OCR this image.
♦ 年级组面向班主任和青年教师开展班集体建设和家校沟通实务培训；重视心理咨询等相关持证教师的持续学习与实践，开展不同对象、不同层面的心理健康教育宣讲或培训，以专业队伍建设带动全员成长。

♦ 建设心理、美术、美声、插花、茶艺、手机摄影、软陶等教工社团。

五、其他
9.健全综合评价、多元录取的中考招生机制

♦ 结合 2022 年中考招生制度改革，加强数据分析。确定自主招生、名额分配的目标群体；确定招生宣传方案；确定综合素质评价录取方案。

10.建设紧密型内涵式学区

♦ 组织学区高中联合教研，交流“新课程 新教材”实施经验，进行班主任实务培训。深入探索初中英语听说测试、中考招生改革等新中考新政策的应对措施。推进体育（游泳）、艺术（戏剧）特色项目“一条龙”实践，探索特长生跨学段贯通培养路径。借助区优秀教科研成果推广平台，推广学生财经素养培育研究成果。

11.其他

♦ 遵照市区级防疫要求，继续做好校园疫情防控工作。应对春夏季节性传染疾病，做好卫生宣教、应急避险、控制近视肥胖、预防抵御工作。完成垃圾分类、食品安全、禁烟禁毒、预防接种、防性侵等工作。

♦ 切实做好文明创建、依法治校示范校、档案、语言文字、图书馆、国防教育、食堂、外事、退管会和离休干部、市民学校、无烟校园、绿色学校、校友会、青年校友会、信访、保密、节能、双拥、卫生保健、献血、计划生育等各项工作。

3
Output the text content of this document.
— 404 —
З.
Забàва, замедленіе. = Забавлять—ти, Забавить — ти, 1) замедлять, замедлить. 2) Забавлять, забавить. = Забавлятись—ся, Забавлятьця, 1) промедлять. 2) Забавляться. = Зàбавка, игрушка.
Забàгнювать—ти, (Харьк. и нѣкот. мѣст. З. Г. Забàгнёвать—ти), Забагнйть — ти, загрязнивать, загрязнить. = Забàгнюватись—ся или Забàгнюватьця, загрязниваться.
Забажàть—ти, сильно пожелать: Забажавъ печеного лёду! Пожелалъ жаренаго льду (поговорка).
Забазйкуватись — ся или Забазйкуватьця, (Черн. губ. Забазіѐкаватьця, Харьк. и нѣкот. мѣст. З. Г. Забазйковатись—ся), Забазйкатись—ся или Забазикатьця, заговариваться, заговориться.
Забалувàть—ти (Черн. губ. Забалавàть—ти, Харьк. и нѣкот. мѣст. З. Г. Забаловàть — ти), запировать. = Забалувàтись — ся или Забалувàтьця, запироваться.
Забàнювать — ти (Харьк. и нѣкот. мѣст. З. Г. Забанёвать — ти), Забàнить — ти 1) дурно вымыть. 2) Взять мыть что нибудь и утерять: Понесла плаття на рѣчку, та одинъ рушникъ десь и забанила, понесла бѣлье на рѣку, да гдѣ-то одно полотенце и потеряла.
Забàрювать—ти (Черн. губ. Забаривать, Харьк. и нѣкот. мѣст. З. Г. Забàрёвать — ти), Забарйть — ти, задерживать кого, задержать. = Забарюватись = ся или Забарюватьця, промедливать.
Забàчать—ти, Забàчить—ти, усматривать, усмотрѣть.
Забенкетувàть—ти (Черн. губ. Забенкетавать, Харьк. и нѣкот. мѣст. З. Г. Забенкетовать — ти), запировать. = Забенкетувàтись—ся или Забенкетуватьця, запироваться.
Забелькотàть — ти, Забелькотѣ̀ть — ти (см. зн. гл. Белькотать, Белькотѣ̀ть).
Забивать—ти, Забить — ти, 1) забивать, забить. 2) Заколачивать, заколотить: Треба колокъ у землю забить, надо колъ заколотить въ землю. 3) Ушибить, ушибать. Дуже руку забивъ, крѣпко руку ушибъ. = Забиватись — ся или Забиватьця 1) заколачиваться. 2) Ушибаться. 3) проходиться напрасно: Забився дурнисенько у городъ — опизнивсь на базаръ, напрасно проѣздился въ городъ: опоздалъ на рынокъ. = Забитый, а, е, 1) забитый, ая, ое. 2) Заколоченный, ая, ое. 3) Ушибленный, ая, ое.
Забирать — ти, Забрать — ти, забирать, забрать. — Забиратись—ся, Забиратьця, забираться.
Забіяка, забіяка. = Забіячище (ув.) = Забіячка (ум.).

→ **GOAL OF THE EXERCISE**:
Find each line that has the word "запироваться", then copy it out.

→ **RESULT**:
Забалувàть—ти (Черн. губ. Забалавàть—ти, Харьк. и нѣкот. мѣст. З. Г. Забаловàть — ти), запировать. = Забалувàтись — ся или Забалувàтьця, запироваться.
Забенкетувàть—ти (Черн. губ. Забенкетавать, Харьк. и нѣкот. мѣст. З. Г. Забенкетовать — ти), запировать. = Забенкетувàтись—ся или Забенкетуватьця, запироваться.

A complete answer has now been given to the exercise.